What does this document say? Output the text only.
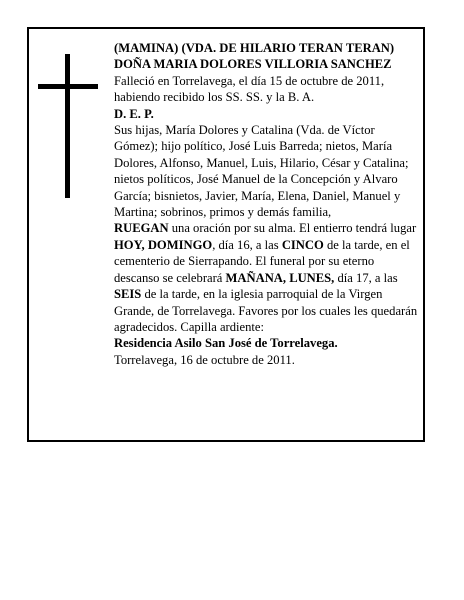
(MAMINA) (VDA. DE HILARIO TERAN TERAN)

DOÑA MARIA DOLORES VILLORIA SANCHEZ

Falleció en Torrelavega, el día 15 de octubre de 2011, habiendo recibido los SS. SS. y la B. A.

D. E. P.

Sus hijas, María Dolores y Catalina (Vda. de Víctor Gómez); hijo político, José Luis Barreda; nietos, María Dolores, Alfonso, Manuel, Luis, Hilario, César y Catalina; nietos políticos, José Manuel de la Concepción y Alvaro García; bisnietos, Javier, María, Elena, Daniel, Manuel y Martina; sobrinos, primos y demás familia,

RUEGAN una oración por su alma. El entierro tendrá lugar HOY, DOMINGO, día 16, a las CINCO de la tarde, en el cementerio de Sierrapando. El funeral por su eterno descanso se celebrará MAÑANA, LUNES, día 17, a las SEIS de la tarde, en la iglesia parroquial de la Virgen Grande, de Torrelavega. Favores por los cuales les quedarán agradecidos. Capilla ardiente:

Residencia Asilo San José de Torrelavega.

Torrelavega, 16 de octubre de 2011.
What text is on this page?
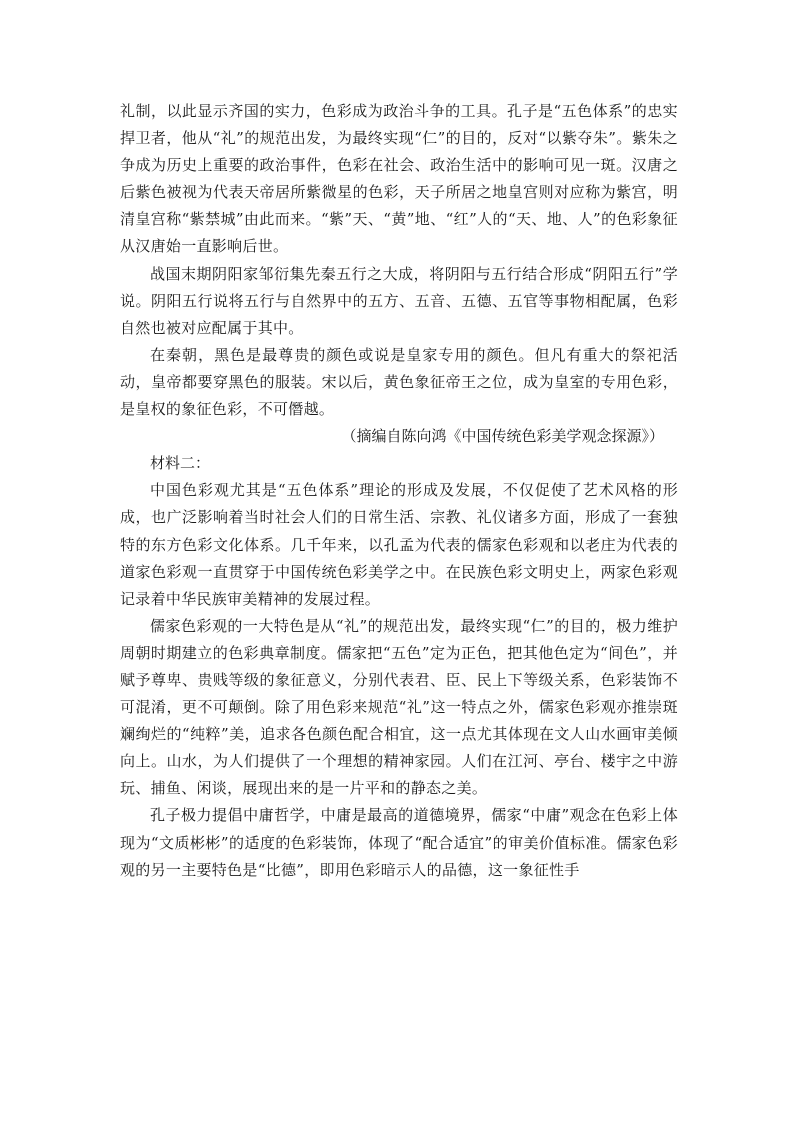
礼制，以此显示齐国的实力，色彩成为政治斗争的工具。孔子是“五色体系”的忠实捍卫者，他从“礼”的规范出发，为最终实现“仁”的目的，反对“以紫夺朱”。紫朱之争成为历史上重要的政治事件，色彩在社会、政治生活中的影响可见一斑。汉唐之后紫色被视为代表天帝居所紫微星的色彩，天子所居之地皇宫则对应称为紫宫，明清皇宫称“紫禁城”由此而来。“紫”天、“黄”地、“红”人的“天、地、人”的色彩象征从汉唐始一直影响后世。

战国末期阴阳家邹衍集先秦五行之大成，将阴阳与五行结合形成“阴阳五行”学说。阴阳五行说将五行与自然界中的五方、五音、五德、五官等事物相配属，色彩自然也被对应配属于其中。

在秦朝，黑色是最尊贵的颜色或说是皇家专用的颜色。但凡有重大的祭祀活动，皇帝都要穿黑色的服装。宋以后，黄色象征帝王之位，成为皇室的专用色彩，是皇权的象征色彩，不可僭越。

（摘编自陈向鸿《中国传统色彩美学观念探源》）

材料二：

中国色彩观尤其是“五色体系”理论的形成及发展，不仅促使了艺术风格的形成，也广泛影响着当时社会人们的日常生活、宗教、礼仪诸多方面，形成了一套独特的东方色彩文化体系。几千年来，以孔孟为代表的儒家色彩观和以老庄为代表的道家色彩观一直贯穿于中国传统色彩美学之中。在民族色彩文明史上，两家色彩观记录着中华民族审美精神的发展过程。

儒家色彩观的一大特色是从“礼”的规范出发，最终实现“仁”的目的，极力维护周朝时期建立的色彩典章制度。儒家把“五色”定为正色，把其他色定为“间色”，并赋予尊卑、贵贱等级的象征意义，分别代表君、臣、民上下等级关系，色彩装饰不可混淆，更不可颠倒。除了用色彩来规范“礼”这一特点之外，儒家色彩观亦推崇斑斓绚烂的“纯粹”美，追求各色颜色配合相宜，这一点尤其体现在文人山水画审美倾向上。山水，为人们提供了一个理想的精神家园。人们在江河、亭台、楼宇之中游玩、捕鱼、闲谈，展现出来的是一片平和的静态之美。

孔子极力提倡中庸哲学，中庸是最高的道德境界，儒家“中庸”观念在色彩上体现为“文质彬彬”的适度的色彩装饰，体现了“配合适宜”的审美价值标准。儒家色彩观的另一主要特色是“比德”，即用色彩暗示人的品德，这一象征性手
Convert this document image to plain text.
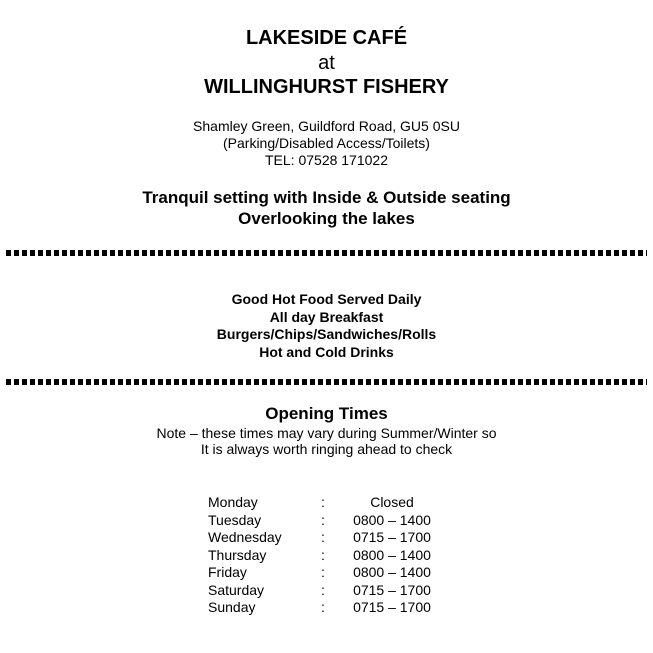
LAKESIDE CAFÉ
at
WILLINGHURST FISHERY
Shamley Green, Guildford Road, GU5 0SU
(Parking/Disabled Access/Toilets)
TEL: 07528 171022
Tranquil setting with Inside & Outside seating
Overlooking the lakes
Good Hot Food Served Daily
All day Breakfast
Burgers/Chips/Sandwiches/Rolls
Hot and Cold Drinks
Opening Times
Note – these times may vary during Summer/Winter so
It is always worth ringing ahead to check
Monday	:	Closed
Tuesday	:	0800 – 1400
Wednesday	:	0715 – 1700
Thursday	:	0800 – 1400
Friday	:	0800 – 1400
Saturday	:	0715 – 1700
Sunday	:	0715 – 1700
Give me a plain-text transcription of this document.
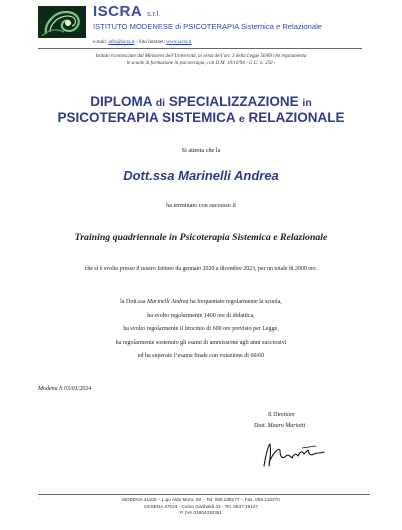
ISCRA s.r.l.
ISTITUTO MODENESE di PSICOTERAPIA Sistemica e Relazionale
e-mail: info@iscra.it - Sito Internet: www.iscra.it
Istituto riconosciuto dal Ministero dell’Università, ai sensi dell’art. 3 della Legge 56/89 che regolamenta
le scuole di formazione in psicoterapia, con D.M. 10/10/94 - G.U. n. 250 -
DIPLOMA di SPECIALIZZAZIONE in
PSICOTERAPIA SISTEMICA e RELAZIONALE
Si attesta che la
Dott.ssa Marinelli Andrea
ha terminato con successo il
Training quadriennale in Psicoterapia Sistemica e Relazionale
che si è svolto presso il nostro Istituto da gennaio 2020 a dicembre 2023, per un totale di 2000 ore.
la Dott.ssa Marinelli Andrea ha frequentato regolarmente la scuola,
ha svolto regolarmente 1400 ore di didattica,
ha svolto regolarmente il tirocinio di 600 ore previsto per Legge,
ha regolarmente sostenuto gli esami di ammissione agli anni successivi
ed ha superato l’esame finale con votazione di 60/60
Modena li 03/01/2024
Il Direttore
Dott. Mauro Mariotti
·	MODENA 41100 – L.go Aldo Moro, 28 – Tel. 059.238177 – Fax. 059.210370
CESENA 47023 - Corso Garibaldi 43 - Tel. 0547 25147
P. IVA 01804330361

What to do — Report back each line of the entries that holds the string "Andrea".

Output —
Dott.ssa Marinelli Andrea
la Dott.ssa Marinelli Andrea ha frequentato regolarmente la scuola,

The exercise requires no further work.